## start Recorded data

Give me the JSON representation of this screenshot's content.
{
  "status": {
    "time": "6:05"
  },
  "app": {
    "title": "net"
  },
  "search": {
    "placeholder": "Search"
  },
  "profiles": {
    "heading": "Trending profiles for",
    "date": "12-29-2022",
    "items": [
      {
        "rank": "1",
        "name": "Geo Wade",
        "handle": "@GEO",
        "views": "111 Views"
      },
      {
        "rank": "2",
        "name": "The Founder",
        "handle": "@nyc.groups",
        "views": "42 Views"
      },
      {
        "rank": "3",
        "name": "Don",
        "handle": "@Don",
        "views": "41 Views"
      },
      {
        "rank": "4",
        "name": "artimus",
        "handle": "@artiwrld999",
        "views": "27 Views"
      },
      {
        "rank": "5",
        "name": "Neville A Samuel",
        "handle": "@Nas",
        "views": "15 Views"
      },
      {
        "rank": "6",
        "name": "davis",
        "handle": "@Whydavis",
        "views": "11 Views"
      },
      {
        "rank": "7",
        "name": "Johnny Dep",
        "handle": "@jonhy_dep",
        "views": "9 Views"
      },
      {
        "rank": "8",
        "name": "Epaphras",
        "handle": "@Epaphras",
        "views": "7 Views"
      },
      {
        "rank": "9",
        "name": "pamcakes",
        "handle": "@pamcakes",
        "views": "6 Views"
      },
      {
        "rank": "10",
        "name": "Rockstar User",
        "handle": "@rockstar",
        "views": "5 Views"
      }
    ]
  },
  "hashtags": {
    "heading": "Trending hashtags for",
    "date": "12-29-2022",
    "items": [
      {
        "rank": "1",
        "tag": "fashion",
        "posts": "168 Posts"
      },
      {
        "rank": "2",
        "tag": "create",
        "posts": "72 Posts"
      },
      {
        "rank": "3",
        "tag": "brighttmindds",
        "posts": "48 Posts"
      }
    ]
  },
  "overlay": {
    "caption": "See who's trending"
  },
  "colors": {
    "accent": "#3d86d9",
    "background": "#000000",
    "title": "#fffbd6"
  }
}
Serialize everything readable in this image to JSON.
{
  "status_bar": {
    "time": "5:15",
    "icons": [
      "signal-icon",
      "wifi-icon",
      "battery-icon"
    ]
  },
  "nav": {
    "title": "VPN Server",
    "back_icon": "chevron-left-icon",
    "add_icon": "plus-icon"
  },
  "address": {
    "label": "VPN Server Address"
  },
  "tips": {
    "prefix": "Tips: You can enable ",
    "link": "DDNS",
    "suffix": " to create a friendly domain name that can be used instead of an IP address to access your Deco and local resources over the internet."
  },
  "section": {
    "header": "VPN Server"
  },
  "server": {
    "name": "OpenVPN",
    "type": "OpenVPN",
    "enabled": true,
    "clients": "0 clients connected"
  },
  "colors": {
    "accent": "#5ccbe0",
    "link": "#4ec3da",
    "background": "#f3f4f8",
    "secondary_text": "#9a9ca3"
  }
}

## end Recorded data

Directive ->
Go over the data above and copy every line that has the word "heading" in it.

Expected output ->
    "heading": "Trending profiles for",
    "heading": "Trending hashtags for",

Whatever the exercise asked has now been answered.